(Records from a dataset)
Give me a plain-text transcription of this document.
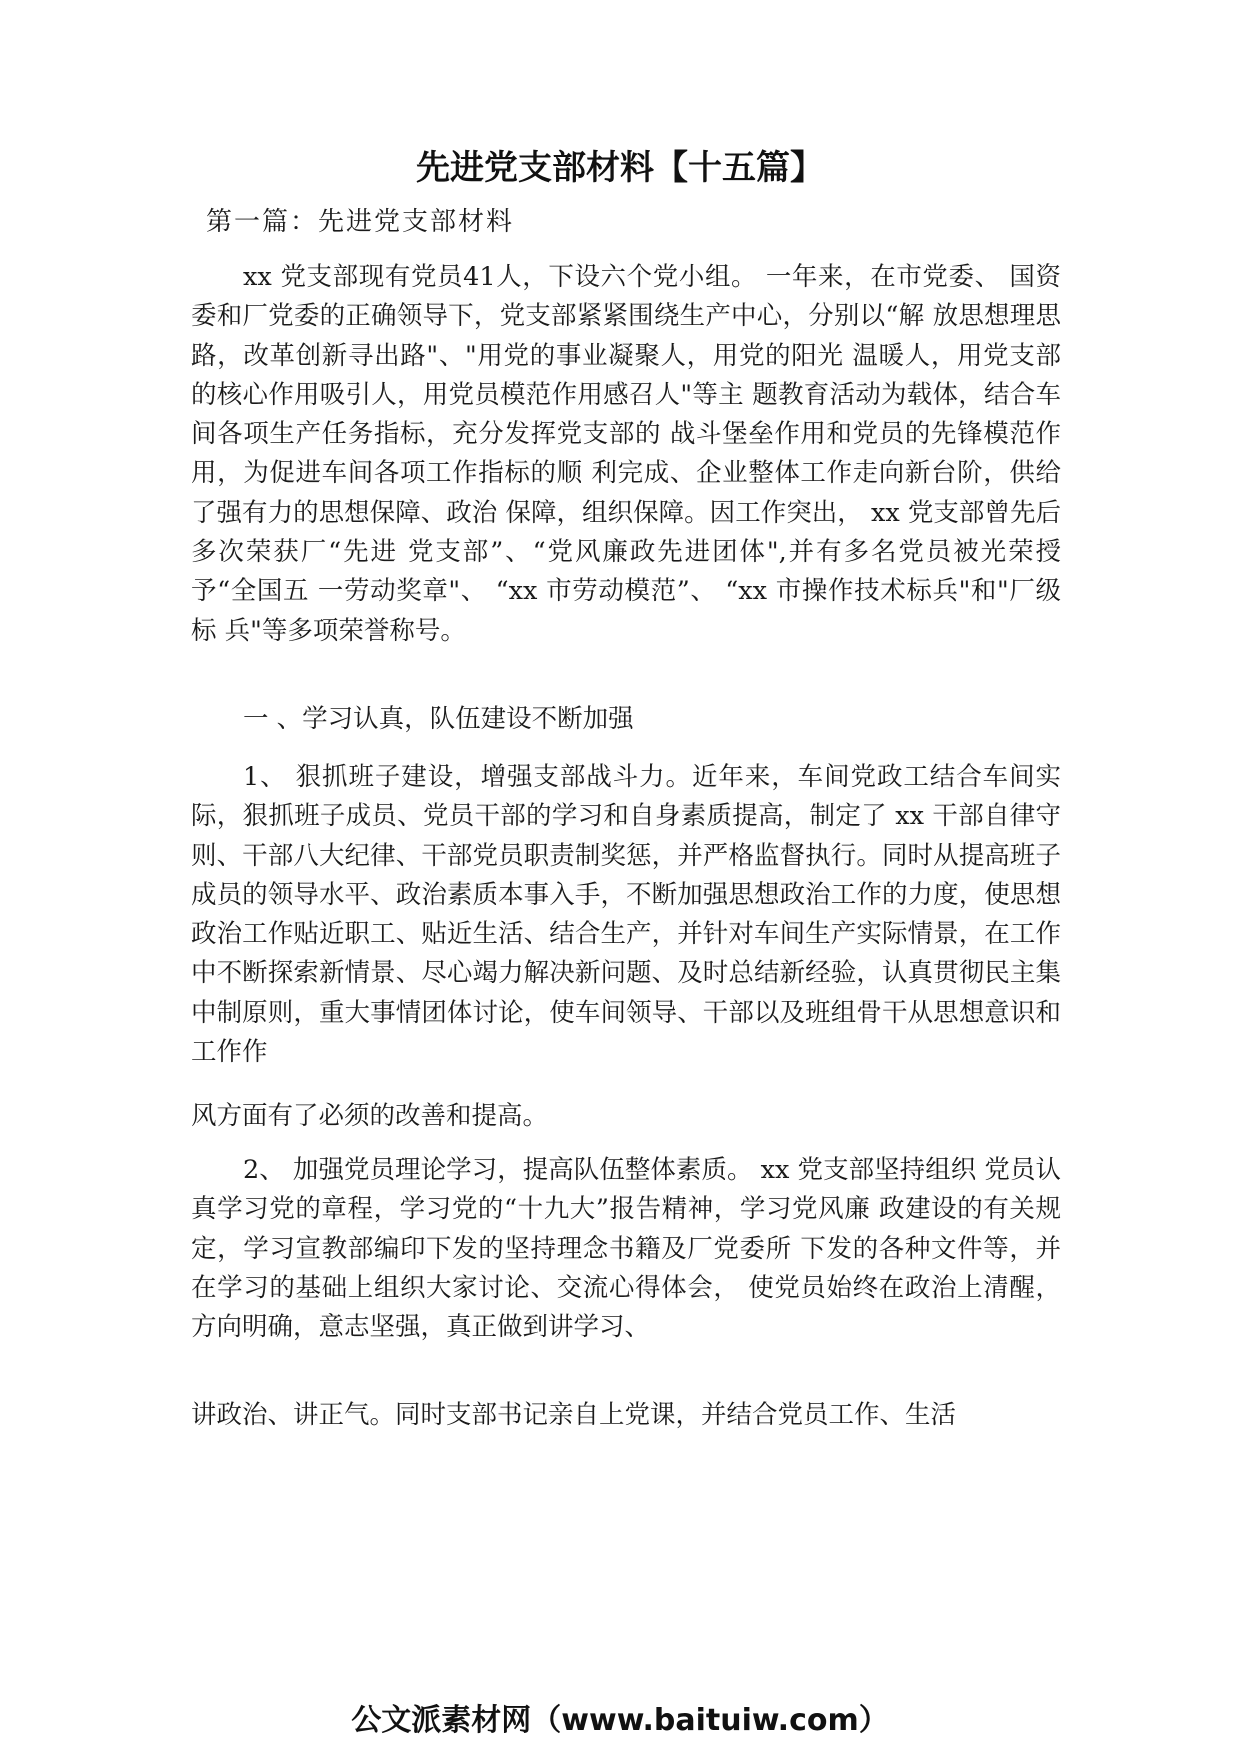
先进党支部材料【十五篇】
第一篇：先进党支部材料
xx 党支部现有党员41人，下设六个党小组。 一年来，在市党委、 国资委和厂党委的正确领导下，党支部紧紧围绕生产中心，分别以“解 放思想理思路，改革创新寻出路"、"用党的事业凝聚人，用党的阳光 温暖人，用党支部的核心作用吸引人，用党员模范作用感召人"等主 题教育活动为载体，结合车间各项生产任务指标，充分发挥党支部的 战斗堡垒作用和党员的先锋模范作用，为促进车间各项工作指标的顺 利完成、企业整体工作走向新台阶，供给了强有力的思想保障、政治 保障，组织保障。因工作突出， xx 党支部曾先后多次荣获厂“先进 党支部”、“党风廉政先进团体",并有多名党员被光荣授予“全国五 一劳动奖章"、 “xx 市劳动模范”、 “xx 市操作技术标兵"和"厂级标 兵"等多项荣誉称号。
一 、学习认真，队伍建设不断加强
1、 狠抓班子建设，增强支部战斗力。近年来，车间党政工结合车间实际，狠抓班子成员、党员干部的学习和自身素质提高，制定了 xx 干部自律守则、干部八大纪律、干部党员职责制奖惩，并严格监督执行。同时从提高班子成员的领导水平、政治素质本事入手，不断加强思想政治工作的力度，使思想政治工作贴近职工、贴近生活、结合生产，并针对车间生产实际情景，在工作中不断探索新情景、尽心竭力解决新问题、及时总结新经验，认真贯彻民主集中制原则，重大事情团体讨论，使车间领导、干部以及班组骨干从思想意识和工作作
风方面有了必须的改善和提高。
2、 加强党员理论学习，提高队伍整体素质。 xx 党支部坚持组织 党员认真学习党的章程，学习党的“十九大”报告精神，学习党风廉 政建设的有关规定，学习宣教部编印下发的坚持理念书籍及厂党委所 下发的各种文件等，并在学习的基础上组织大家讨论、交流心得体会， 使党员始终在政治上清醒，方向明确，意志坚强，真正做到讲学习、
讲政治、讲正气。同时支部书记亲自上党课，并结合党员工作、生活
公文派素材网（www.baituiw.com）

--

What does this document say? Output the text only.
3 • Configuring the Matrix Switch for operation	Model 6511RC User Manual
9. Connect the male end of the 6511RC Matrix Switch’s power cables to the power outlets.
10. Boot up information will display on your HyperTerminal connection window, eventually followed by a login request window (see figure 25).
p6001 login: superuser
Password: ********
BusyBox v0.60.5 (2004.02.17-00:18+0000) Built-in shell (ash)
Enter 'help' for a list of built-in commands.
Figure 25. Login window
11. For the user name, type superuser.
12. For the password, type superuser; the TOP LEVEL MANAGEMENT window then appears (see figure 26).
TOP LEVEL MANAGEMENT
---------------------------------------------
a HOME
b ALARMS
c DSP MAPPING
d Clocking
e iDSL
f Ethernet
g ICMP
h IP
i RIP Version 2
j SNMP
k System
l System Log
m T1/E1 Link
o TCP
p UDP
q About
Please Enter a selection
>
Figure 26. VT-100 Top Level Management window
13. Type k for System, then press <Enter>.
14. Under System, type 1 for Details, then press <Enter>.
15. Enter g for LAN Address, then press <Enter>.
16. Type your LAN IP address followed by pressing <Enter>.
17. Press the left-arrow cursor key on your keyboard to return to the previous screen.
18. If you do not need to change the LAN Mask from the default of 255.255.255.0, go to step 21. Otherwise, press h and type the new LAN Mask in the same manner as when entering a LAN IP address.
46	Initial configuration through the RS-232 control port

What is required -
Every line in the data above that contains "superuser" needs to be copied.

Solution for this exercise -
p6001 login: superuser
11. For the user name, type superuser.
12. For the password, type superuser; the TOP LEVEL MANAGEMENT window then appears (see figure 26).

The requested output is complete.